» GOAL
Find the string "FLEX" in the records. Copy every line it appears in.

» EXCERPTED RECORDS

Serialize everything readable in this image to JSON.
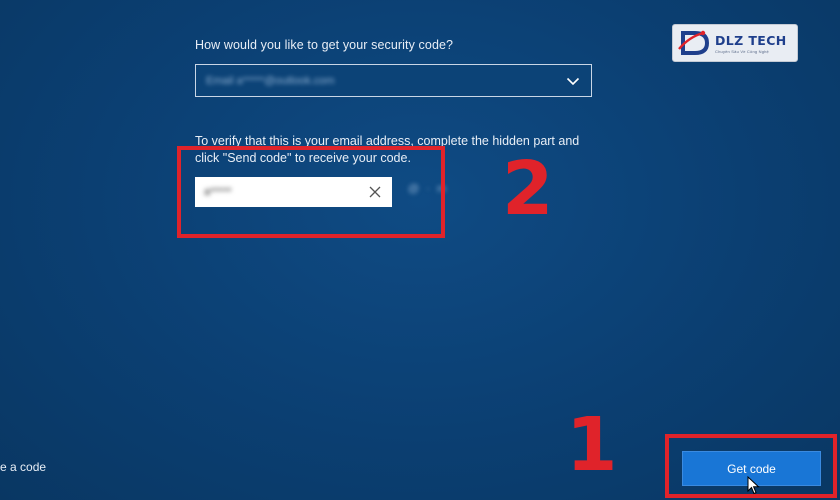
{
  "form": {
    "question": "How would you like to get your security code?",
    "method_select": {
      "value": "Email a*****@outlook.com"
    },
    "instructions": "To verify that this is your email address, complete the hidden part and click \"Send code\" to receive your code.",
    "verify_input": {
      "value": "a*****"
    },
    "suffix_hint": "@  ·  m"
  },
  "footer": {
    "have_code_link": "e a code",
    "get_code_button": "Get code"
  },
  "annotations": {
    "step1": "1",
    "step2": "2",
    "color": "#e0232a"
  },
  "logo": {
    "brand": "DLZ TECH",
    "tagline": "Chuyên Sâu Về Công Nghệ"
  },
  "icons": {
    "dropdown": "chevron-down-icon",
    "clear": "close-icon",
    "pointer": "mouse-cursor-icon",
    "logo": "dlz-logo-icon"
  },
  "colors": {
    "background": "#0b3f72",
    "button": "#1976d6",
    "annotation": "#e0232a"
  }
}
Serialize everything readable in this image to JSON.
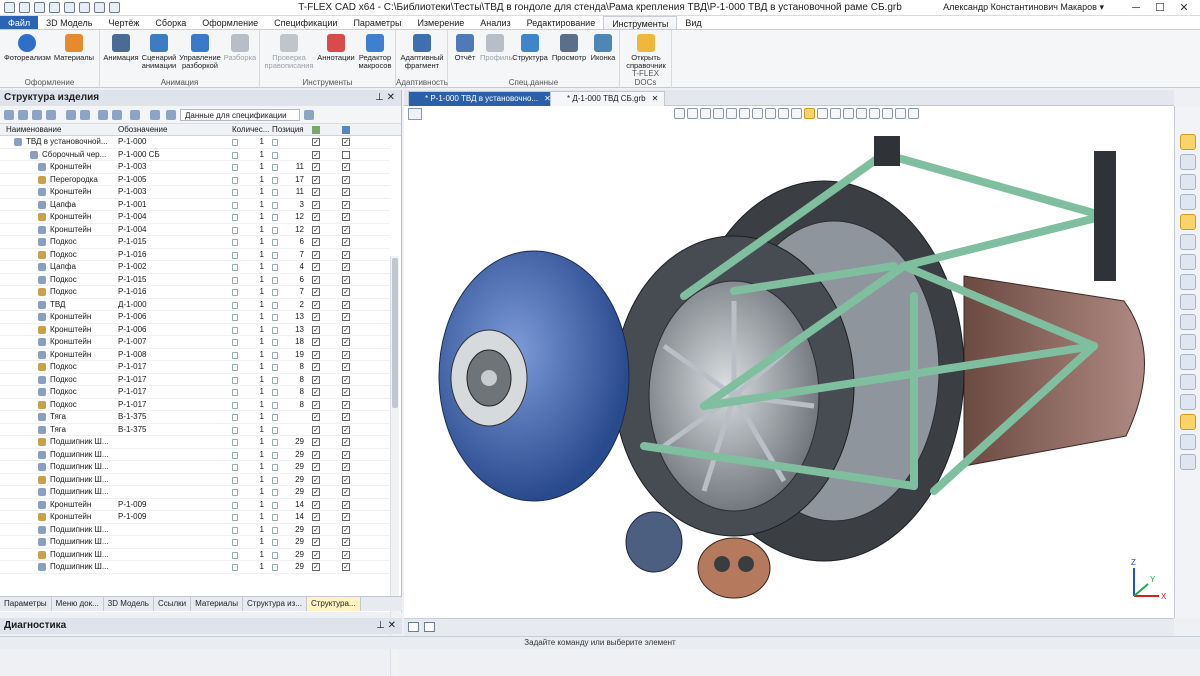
{
  "app": {
    "title": "T-FLEX CAD x64 - C:\\Библиотеки\\Тесты\\ТВД в гондоле для стенда\\Рама крепления ТВД\\Р-1-000 ТВД в установочной раме СБ.grb",
    "user": "Александр Константинович Макаров ▾",
    "min": "─",
    "max": "☐",
    "close": "✕"
  },
  "menu": [
    "Файл",
    "3D Модель",
    "Чертёж",
    "Сборка",
    "Оформление",
    "Спецификации",
    "Параметры",
    "Измерение",
    "Анализ",
    "Редактирование",
    "Инструменты",
    "Вид"
  ],
  "ribbon": {
    "groups": [
      {
        "name": "Оформление",
        "buttons": [
          {
            "label": "Фотореализм",
            "icon": "sphere-icon",
            "color": "#2f6fc9"
          },
          {
            "label": "Материалы",
            "icon": "paint-icon",
            "color": "#e68a2e"
          }
        ]
      },
      {
        "name": "Анимация",
        "buttons": [
          {
            "label": "Анимация",
            "icon": "film-icon",
            "color": "#4a6b93"
          },
          {
            "label": "Сценарий анимации",
            "icon": "script-icon",
            "color": "#3d7cc0"
          },
          {
            "label": "Управление разборкой",
            "icon": "explode-icon",
            "color": "#3a7acb"
          },
          {
            "label": "Разборка",
            "icon": "cubes-icon",
            "color": "#b8bec6",
            "disabled": true
          }
        ]
      },
      {
        "name": "Инструменты",
        "buttons": [
          {
            "label": "Проверка правописания",
            "icon": "check-doc-icon",
            "color": "#c0c5cc",
            "disabled": true
          },
          {
            "label": "Аннотации",
            "icon": "pencils-icon",
            "color": "#d94b4b"
          },
          {
            "label": "Редактор макросов",
            "icon": "macro-icon",
            "color": "#3f7fcf"
          }
        ]
      },
      {
        "name": "Адаптивность",
        "buttons": [
          {
            "label": "Адаптивный фрагмент",
            "icon": "adaptive-icon",
            "color": "#3f6fb0"
          }
        ]
      },
      {
        "name": "Спец.данные",
        "buttons": [
          {
            "label": "Отчёт",
            "icon": "report-icon",
            "color": "#4f79b7"
          },
          {
            "label": "Профиль",
            "icon": "profile-icon",
            "color": "#b8bec6",
            "disabled": true
          },
          {
            "label": "Структура",
            "icon": "structure-icon",
            "color": "#3e86c9"
          },
          {
            "label": "Просмотр",
            "icon": "camera-icon",
            "color": "#5a6f8a"
          },
          {
            "label": "Иконка",
            "icon": "picture-icon",
            "color": "#4e86b8"
          }
        ]
      },
      {
        "name": "T-FLEX DOCs",
        "buttons": [
          {
            "label": "Открыть справочник",
            "icon": "folder-icon",
            "color": "#f0b73a"
          }
        ]
      }
    ]
  },
  "panel": {
    "title": "Структура изделия",
    "pin": "⊥ ✕",
    "dropdown": "Данные для спецификации",
    "headers": [
      "Наименование",
      "Обозначение",
      "Количес...",
      "Позиция"
    ]
  },
  "rows": [
    [
      "ТВД в установочной...",
      "Р-1-000",
      "1",
      "",
      true,
      true
    ],
    [
      "Сборочный чер...",
      "Р-1-000 СБ",
      "1",
      "",
      true,
      false
    ],
    [
      "Кронштейн",
      "Р-1-003",
      "1",
      "11",
      true,
      true
    ],
    [
      "Перегородка",
      "Р-1-005",
      "1",
      "17",
      true,
      true
    ],
    [
      "Кронштейн",
      "Р-1-003",
      "1",
      "11",
      true,
      true
    ],
    [
      "Цапфа",
      "Р-1-001",
      "1",
      "3",
      true,
      true
    ],
    [
      "Кронштейн",
      "Р-1-004",
      "1",
      "12",
      true,
      true
    ],
    [
      "Кронштейн",
      "Р-1-004",
      "1",
      "12",
      true,
      true
    ],
    [
      "Подкос",
      "Р-1-015",
      "1",
      "6",
      true,
      true
    ],
    [
      "Подкос",
      "Р-1-016",
      "1",
      "7",
      true,
      true
    ],
    [
      "Цапфа",
      "Р-1-002",
      "1",
      "4",
      true,
      true
    ],
    [
      "Подкос",
      "Р-1-015",
      "1",
      "6",
      true,
      true
    ],
    [
      "Подкос",
      "Р-1-016",
      "1",
      "7",
      true,
      true
    ],
    [
      "ТВД",
      "Д-1-000",
      "1",
      "2",
      true,
      true
    ],
    [
      "Кронштейн",
      "Р-1-006",
      "1",
      "13",
      true,
      true
    ],
    [
      "Кронштейн",
      "Р-1-006",
      "1",
      "13",
      true,
      true
    ],
    [
      "Кронштейн",
      "Р-1-007",
      "1",
      "18",
      true,
      true
    ],
    [
      "Кронштейн",
      "Р-1-008",
      "1",
      "19",
      true,
      true
    ],
    [
      "Подкос",
      "Р-1-017",
      "1",
      "8",
      true,
      true
    ],
    [
      "Подкос",
      "Р-1-017",
      "1",
      "8",
      true,
      true
    ],
    [
      "Подкос",
      "Р-1-017",
      "1",
      "8",
      true,
      true
    ],
    [
      "Подкос",
      "Р-1-017",
      "1",
      "8",
      true,
      true
    ],
    [
      "Тяга",
      "В-1-375",
      "1",
      "",
      true,
      true
    ],
    [
      "Тяга",
      "В-1-375",
      "1",
      "",
      true,
      true
    ],
    [
      "Подшипник Ш...",
      "",
      "1",
      "29",
      true,
      true
    ],
    [
      "Подшипник Ш...",
      "",
      "1",
      "29",
      true,
      true
    ],
    [
      "Подшипник Ш...",
      "",
      "1",
      "29",
      true,
      true
    ],
    [
      "Подшипник Ш...",
      "",
      "1",
      "29",
      true,
      true
    ],
    [
      "Подшипник Ш...",
      "",
      "1",
      "29",
      true,
      true
    ],
    [
      "Кронштейн",
      "Р-1-009",
      "1",
      "14",
      true,
      true
    ],
    [
      "Кронштейн",
      "Р-1-009",
      "1",
      "14",
      true,
      true
    ],
    [
      "Подшипник Ш...",
      "",
      "1",
      "29",
      true,
      true
    ],
    [
      "Подшипник Ш...",
      "",
      "1",
      "29",
      true,
      true
    ],
    [
      "Подшипник Ш...",
      "",
      "1",
      "29",
      true,
      true
    ],
    [
      "Подшипник Ш...",
      "",
      "1",
      "29",
      true,
      true
    ]
  ],
  "bottom_tabs": [
    "Параметры",
    "Меню док...",
    "3D Модель",
    "Ссылки",
    "Материалы",
    "Структура из...",
    "Структура..."
  ],
  "diagnostics": {
    "title": "Диагностика",
    "pin": "⊥ ✕"
  },
  "doc_tabs": [
    {
      "label": "* Р-1-000 ТВД в установочно...",
      "close": "✕"
    },
    {
      "label": "* Д-1-000 ТВД СБ.grb",
      "close": "✕"
    }
  ],
  "status": "Задайте команду или выберите элемент",
  "axes": {
    "x": "X",
    "y": "Y",
    "z": "Z"
  }
}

» ANSWER TO THE PROBLEM
    "title": "T-FLEX CAD x64 - C:\\Библиотеки\\Тесты\\ТВД в гондоле для стенда\\Рама крепления ТВД\\Р-1-000 ТВД в установочной раме СБ.grb",
        "name": "T-FLEX DOCs",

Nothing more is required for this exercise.